Figure collection entries:
= = =

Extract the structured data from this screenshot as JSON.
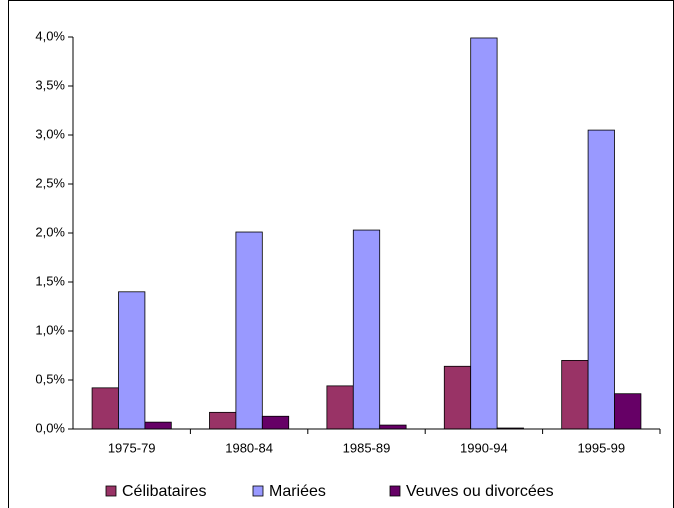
{
  "chart_data": {
    "type": "bar",
    "categories": [
      "1975-79",
      "1980-84",
      "1985-89",
      "1990-94",
      "1995-99"
    ],
    "series": [
      {
        "name": "Célibataires",
        "color": "#993366",
        "values": [
          0.42,
          0.17,
          0.44,
          0.64,
          0.7
        ]
      },
      {
        "name": "Mariées",
        "color": "#9999ff",
        "values": [
          1.4,
          2.01,
          2.03,
          3.99,
          3.05
        ]
      },
      {
        "name": "Veuves ou divorcées",
        "color": "#660066",
        "values": [
          0.07,
          0.13,
          0.04,
          0.01,
          0.36
        ]
      }
    ],
    "ylim": [
      0,
      4
    ],
    "yticks": [
      {
        "value": 0,
        "label": "0,0%"
      },
      {
        "value": 0.5,
        "label": "0,5%"
      },
      {
        "value": 1,
        "label": "1,0%"
      },
      {
        "value": 1.5,
        "label": "1,5%"
      },
      {
        "value": 2,
        "label": "2,0%"
      },
      {
        "value": 2.5,
        "label": "2,5%"
      },
      {
        "value": 3,
        "label": "3,0%"
      },
      {
        "value": 3.5,
        "label": "3,5%"
      },
      {
        "value": 4,
        "label": "4,0%"
      }
    ],
    "grid": false,
    "legend": "bottom"
  }
}
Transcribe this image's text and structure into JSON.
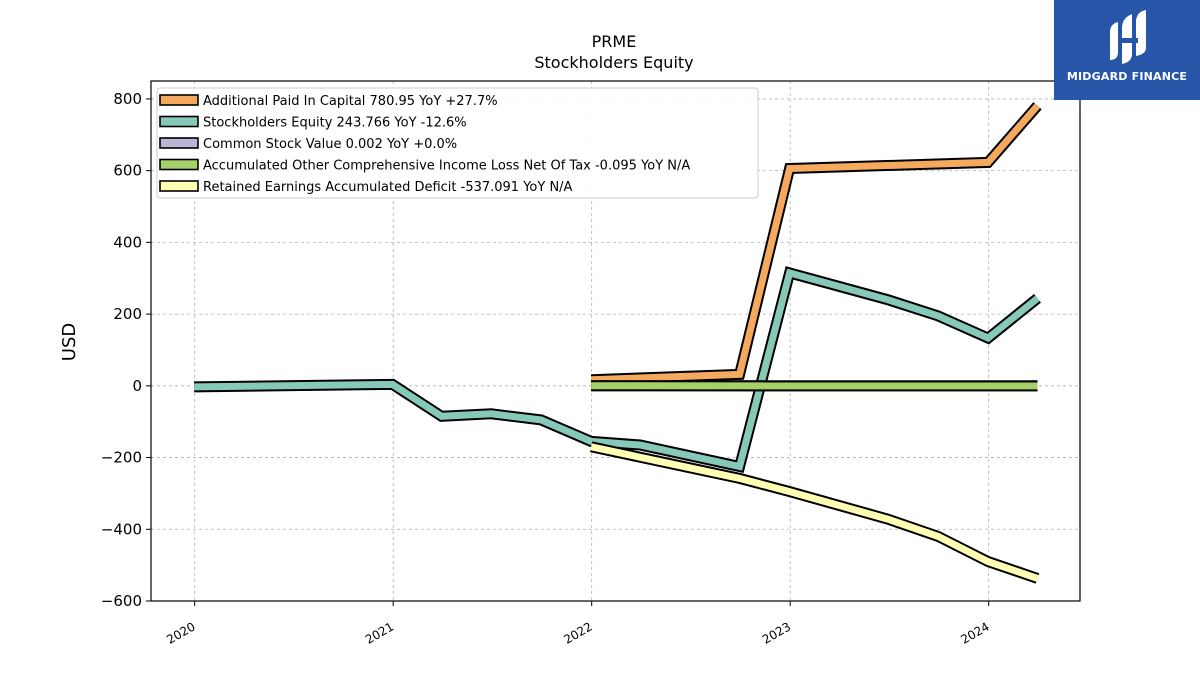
{
  "brand": {
    "name": "MIDGARD FINANCE",
    "icon": "midgard-logo-icon"
  },
  "chart_data": {
    "type": "line",
    "title": "PRME",
    "subtitle": "Stockholders  Equity",
    "ylabel": "USD",
    "xlabel": "",
    "ylim": [
      -600,
      850
    ],
    "xlim": [
      2019.78,
      2024.46
    ],
    "yticks": [
      -600,
      -400,
      -200,
      0,
      200,
      400,
      600,
      800
    ],
    "ytick_labels": [
      "−600",
      "−400",
      "−200",
      "0",
      "200",
      "400",
      "600",
      "800"
    ],
    "xticks": [
      2020,
      2021,
      2022,
      2023,
      2024
    ],
    "xtick_labels": [
      "2020",
      "2021",
      "2022",
      "2023",
      "2024"
    ],
    "grid": true,
    "legend_position": "top-left",
    "series": [
      {
        "name": "Additional Paid In Capital  780.95 YoY +27.7%",
        "color": "#f5a95e",
        "x": [
          "2021-12-31",
          "2022-09-30",
          "2022-12-31",
          "2023-12-31",
          "2024-03-31"
        ],
        "values": [
          17,
          32,
          606,
          623,
          781
        ]
      },
      {
        "name": "Stockholders Equity  243.766 YoY -12.6%",
        "color": "#86c9b9",
        "x": [
          "2019-12-31",
          "2020-12-31",
          "2021-03-31",
          "2021-06-30",
          "2021-09-30",
          "2021-12-31",
          "2022-03-31",
          "2022-09-30",
          "2022-12-31",
          "2023-06-30",
          "2023-09-30",
          "2023-12-31",
          "2024-03-31"
        ],
        "values": [
          -3,
          4,
          -85,
          -78,
          -95,
          -155,
          -165,
          -225,
          315,
          240,
          195,
          133,
          244
        ]
      },
      {
        "name": "Common Stock Value  0.002 YoY +0.0%",
        "color": "#b9b5d6",
        "x": [
          "2021-12-31",
          "2024-03-31"
        ],
        "values": [
          0.002,
          0.002
        ]
      },
      {
        "name": "Accumulated Other Comprehensive Income Loss Net Of Tax  -0.095 YoY N/A",
        "color": "#a6d06a",
        "x": [
          "2021-12-31",
          "2024-03-31"
        ],
        "values": [
          0,
          -0.095
        ]
      },
      {
        "name": "Retained Earnings Accumulated Deficit  -537.091 YoY N/A",
        "color": "#ffffb3",
        "x": [
          "2021-12-31",
          "2022-09-30",
          "2022-12-31",
          "2023-06-30",
          "2023-09-30",
          "2023-12-31",
          "2024-03-31"
        ],
        "values": [
          -170,
          -258,
          -295,
          -372,
          -420,
          -490,
          -537
        ]
      }
    ]
  }
}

= = =

▸ WHAT YOU WILL DO
Give only the number of lines in the material above that hold the word "color".

▸ CORRECT RESPONSE
8